Given instruction
Find every line in the records below that holds the word "Summary" and copy it.

start Supplied material

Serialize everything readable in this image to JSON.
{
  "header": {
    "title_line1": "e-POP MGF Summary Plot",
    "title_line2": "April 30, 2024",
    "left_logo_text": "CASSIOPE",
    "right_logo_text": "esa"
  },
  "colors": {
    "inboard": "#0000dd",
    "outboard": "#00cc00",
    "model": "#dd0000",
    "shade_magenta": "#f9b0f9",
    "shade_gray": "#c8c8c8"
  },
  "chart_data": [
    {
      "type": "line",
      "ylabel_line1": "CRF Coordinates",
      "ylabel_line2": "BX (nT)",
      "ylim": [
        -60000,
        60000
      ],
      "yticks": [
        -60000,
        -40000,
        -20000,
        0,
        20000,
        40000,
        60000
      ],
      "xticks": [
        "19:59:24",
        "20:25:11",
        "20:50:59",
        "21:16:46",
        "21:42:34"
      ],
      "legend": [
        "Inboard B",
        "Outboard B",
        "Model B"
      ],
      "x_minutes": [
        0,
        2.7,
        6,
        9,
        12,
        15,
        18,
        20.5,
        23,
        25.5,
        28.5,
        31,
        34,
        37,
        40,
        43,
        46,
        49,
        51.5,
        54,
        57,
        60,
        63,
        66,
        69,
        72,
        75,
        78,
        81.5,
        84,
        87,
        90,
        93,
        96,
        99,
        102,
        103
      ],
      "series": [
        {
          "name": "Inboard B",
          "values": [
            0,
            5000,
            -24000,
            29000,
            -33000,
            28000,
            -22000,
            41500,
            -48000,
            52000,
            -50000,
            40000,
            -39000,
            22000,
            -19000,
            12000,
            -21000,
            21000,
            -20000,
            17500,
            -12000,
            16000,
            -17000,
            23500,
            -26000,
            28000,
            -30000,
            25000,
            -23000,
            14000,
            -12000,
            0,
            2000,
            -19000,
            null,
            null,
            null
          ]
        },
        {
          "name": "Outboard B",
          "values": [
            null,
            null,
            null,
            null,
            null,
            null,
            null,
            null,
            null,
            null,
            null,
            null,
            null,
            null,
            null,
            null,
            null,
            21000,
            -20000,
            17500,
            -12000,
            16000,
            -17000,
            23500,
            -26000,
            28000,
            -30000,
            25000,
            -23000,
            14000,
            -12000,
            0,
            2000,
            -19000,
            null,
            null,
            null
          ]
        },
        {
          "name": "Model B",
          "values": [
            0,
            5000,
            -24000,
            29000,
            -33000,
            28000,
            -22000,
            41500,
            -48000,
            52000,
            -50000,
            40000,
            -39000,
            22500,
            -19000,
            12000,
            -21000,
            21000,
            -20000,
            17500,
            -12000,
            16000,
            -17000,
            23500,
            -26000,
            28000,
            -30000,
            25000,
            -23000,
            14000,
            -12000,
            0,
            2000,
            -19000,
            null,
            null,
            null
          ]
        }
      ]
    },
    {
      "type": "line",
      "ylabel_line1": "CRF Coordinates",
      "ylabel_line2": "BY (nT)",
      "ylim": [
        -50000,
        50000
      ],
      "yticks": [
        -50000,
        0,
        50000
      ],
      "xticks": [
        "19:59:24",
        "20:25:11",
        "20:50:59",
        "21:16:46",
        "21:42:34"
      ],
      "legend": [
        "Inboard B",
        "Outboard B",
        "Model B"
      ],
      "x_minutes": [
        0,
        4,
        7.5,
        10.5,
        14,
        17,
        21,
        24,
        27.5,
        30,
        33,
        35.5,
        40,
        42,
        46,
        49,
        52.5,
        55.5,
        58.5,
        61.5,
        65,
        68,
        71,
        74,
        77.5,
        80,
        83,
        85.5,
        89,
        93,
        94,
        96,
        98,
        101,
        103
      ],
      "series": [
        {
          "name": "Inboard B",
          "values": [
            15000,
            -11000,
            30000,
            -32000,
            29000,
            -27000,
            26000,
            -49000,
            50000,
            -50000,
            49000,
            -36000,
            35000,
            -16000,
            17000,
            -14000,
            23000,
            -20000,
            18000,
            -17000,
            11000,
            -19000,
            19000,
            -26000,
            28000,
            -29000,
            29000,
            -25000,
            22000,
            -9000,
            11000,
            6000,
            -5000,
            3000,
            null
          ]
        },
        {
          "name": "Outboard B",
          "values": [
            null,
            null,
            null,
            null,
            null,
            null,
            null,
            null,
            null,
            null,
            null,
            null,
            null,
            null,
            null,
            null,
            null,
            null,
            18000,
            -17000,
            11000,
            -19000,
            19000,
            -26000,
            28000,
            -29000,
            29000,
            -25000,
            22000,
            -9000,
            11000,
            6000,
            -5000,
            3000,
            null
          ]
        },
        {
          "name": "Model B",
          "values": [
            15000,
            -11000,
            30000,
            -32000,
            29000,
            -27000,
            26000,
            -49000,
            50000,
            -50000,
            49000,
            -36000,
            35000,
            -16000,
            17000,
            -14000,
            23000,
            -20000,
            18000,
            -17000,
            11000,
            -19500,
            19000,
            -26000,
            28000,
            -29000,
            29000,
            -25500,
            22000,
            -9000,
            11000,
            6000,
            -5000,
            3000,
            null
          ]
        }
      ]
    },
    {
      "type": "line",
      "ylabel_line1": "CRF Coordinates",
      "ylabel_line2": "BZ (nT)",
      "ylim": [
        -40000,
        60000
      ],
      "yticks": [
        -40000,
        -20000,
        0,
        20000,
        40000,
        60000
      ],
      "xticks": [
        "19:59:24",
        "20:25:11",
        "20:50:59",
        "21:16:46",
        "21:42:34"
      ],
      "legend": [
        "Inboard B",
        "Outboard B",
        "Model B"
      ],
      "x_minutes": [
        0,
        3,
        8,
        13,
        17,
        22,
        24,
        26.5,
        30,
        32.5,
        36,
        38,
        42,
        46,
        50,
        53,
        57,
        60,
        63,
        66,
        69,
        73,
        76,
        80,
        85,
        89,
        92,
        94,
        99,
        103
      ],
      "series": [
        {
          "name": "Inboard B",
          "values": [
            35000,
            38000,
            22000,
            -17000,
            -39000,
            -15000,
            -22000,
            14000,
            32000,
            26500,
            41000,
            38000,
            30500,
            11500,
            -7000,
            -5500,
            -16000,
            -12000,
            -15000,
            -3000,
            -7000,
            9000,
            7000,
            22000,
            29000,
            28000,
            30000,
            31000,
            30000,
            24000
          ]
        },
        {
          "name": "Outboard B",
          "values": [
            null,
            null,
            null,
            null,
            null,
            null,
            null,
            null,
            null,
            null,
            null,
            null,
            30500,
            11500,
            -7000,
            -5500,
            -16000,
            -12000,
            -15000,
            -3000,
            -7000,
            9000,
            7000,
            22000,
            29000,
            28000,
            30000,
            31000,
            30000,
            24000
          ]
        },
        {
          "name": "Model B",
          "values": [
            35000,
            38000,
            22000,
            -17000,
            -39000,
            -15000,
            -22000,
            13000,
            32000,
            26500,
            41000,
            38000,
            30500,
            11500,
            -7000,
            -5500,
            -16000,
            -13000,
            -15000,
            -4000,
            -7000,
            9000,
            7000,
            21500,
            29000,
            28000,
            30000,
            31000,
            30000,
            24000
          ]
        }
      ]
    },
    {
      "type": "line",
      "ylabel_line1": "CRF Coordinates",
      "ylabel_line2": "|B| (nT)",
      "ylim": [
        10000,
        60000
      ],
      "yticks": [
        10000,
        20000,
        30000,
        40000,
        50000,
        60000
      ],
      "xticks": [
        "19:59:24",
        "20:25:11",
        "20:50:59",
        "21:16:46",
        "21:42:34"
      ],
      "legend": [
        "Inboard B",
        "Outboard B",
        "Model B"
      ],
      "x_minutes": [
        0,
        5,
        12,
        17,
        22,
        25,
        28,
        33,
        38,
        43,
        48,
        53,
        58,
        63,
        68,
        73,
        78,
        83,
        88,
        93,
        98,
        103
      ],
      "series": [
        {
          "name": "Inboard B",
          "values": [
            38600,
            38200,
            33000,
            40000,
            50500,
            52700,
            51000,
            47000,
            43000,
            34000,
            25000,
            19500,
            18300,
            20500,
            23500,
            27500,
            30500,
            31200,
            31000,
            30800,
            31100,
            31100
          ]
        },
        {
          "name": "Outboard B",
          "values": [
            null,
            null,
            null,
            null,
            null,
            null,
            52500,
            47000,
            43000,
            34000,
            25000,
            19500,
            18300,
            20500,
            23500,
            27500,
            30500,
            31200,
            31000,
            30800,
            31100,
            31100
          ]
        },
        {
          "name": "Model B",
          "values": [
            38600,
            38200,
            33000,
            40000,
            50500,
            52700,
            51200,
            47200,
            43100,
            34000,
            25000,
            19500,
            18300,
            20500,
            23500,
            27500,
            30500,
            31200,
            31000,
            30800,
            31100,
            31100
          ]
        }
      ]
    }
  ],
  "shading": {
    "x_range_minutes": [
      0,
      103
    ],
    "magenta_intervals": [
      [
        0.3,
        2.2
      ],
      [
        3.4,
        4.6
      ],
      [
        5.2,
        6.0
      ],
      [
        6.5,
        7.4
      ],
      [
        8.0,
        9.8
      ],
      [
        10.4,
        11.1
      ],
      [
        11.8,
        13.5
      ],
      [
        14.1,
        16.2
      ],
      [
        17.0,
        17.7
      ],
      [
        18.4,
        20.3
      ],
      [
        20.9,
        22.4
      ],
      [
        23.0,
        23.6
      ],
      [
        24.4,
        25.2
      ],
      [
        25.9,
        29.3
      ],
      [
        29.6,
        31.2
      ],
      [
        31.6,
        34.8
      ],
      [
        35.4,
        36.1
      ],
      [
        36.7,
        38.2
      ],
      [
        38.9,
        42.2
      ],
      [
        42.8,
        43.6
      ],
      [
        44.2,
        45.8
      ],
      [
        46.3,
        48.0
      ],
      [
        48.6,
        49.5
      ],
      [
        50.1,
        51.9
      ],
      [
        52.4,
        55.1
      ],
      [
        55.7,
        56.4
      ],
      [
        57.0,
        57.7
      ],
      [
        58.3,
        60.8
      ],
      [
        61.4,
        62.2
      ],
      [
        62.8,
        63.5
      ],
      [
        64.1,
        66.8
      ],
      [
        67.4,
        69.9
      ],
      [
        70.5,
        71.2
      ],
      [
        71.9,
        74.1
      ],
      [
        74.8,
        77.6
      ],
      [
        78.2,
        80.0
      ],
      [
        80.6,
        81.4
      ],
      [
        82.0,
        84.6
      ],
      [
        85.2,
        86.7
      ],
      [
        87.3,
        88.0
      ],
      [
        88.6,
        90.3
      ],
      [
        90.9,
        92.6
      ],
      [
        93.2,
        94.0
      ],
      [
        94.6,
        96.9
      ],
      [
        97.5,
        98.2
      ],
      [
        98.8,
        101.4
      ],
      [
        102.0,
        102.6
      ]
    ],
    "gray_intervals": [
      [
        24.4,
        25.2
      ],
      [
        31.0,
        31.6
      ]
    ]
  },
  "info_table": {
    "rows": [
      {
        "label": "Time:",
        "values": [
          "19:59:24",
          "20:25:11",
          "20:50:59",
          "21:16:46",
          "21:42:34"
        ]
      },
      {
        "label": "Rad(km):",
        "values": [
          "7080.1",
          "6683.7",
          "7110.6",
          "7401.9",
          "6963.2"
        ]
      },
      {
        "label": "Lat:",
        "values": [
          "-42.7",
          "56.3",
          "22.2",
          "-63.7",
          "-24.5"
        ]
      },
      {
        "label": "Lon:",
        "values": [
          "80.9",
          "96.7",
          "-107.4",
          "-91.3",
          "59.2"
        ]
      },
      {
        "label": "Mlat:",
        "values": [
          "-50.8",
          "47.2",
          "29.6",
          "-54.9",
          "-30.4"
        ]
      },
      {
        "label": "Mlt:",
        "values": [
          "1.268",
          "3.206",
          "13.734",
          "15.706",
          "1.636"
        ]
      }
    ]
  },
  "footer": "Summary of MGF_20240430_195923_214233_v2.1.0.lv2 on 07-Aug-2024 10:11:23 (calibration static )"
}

end Supplied material

Exercise answer
    "title_line1": "e-POP MGF Summary Plot",
  "footer": "Summary of MGF_20240430_195923_214233_v2.1.0.lv2 on 07-Aug-2024 10:11:23 (calibration static )"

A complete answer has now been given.